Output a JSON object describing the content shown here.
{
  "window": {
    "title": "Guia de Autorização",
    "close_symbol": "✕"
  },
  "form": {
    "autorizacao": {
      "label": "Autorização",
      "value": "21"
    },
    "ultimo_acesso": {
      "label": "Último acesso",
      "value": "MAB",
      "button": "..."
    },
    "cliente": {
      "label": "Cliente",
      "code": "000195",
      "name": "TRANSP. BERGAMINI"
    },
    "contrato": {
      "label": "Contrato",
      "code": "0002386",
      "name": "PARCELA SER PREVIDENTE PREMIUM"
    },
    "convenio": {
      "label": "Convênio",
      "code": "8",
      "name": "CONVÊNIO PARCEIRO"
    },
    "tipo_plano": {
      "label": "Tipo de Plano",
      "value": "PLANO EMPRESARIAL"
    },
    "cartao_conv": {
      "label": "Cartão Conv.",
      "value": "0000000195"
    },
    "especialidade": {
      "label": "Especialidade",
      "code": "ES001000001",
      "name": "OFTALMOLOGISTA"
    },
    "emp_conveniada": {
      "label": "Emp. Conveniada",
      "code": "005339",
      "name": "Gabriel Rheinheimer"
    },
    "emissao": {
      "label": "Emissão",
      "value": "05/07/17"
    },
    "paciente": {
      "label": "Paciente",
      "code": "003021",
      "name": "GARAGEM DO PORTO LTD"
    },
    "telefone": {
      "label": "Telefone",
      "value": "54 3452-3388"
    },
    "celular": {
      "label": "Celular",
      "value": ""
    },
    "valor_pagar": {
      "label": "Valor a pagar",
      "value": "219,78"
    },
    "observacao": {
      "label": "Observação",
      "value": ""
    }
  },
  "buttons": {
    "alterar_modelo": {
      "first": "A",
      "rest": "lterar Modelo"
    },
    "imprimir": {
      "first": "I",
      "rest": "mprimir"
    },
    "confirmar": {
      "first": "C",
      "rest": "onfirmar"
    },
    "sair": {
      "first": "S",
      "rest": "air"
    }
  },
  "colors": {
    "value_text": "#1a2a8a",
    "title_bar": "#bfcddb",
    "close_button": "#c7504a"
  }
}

**What the exercise asks:** Copy out each record from above, exactly.

**Result of this exercise:**
Output a JSON object describing the content shown here.
{
  "window": {
    "title": "Guia de Autorização",
    "close_symbol": "✕"
  },
  "form": {
    "autorizacao": {
      "label": "Autorização",
      "value": "21"
    },
    "ultimo_acesso": {
      "label": "Último acesso",
      "value": "MAB",
      "button": "..."
    },
    "cliente": {
      "label": "Cliente",
      "code": "000195",
      "name": "TRANSP. BERGAMINI"
    },
    "contrato": {
      "label": "Contrato",
      "code": "0002386",
      "name": "PARCELA SER PREVIDENTE PREMIUM"
    },
    "convenio": {
      "label": "Convênio",
      "code": "8",
      "name": "CONVÊNIO PARCEIRO"
    },
    "tipo_plano": {
      "label": "Tipo de Plano",
      "value": "PLANO EMPRESARIAL"
    },
    "cartao_conv": {
      "label": "Cartão Conv.",
      "value": "0000000195"
    },
    "especialidade": {
      "label": "Especialidade",
      "code": "ES001000001",
      "name": "OFTALMOLOGISTA"
    },
    "emp_conveniada": {
      "label": "Emp. Conveniada",
      "code": "005339",
      "name": "Gabriel Rheinheimer"
    },
    "emissao": {
      "label": "Emissão",
      "value": "05/07/17"
    },
    "paciente": {
      "label": "Paciente",
      "code": "003021",
      "name": "GARAGEM DO PORTO LTD"
    },
    "telefone": {
      "label": "Telefone",
      "value": "54 3452-3388"
    },
    "celular": {
      "label": "Celular",
      "value": ""
    },
    "valor_pagar": {
      "label": "Valor a pagar",
      "value": "219,78"
    },
    "observacao": {
      "label": "Observação",
      "value": ""
    }
  },
  "buttons": {
    "alterar_modelo": {
      "first": "A",
      "rest": "lterar Modelo"
    },
    "imprimir": {
      "first": "I",
      "rest": "mprimir"
    },
    "confirmar": {
      "first": "C",
      "rest": "onfirmar"
    },
    "sair": {
      "first": "S",
      "rest": "air"
    }
  },
  "colors": {
    "value_text": "#1a2a8a",
    "title_bar": "#bfcddb",
    "close_button": "#c7504a"
  }
}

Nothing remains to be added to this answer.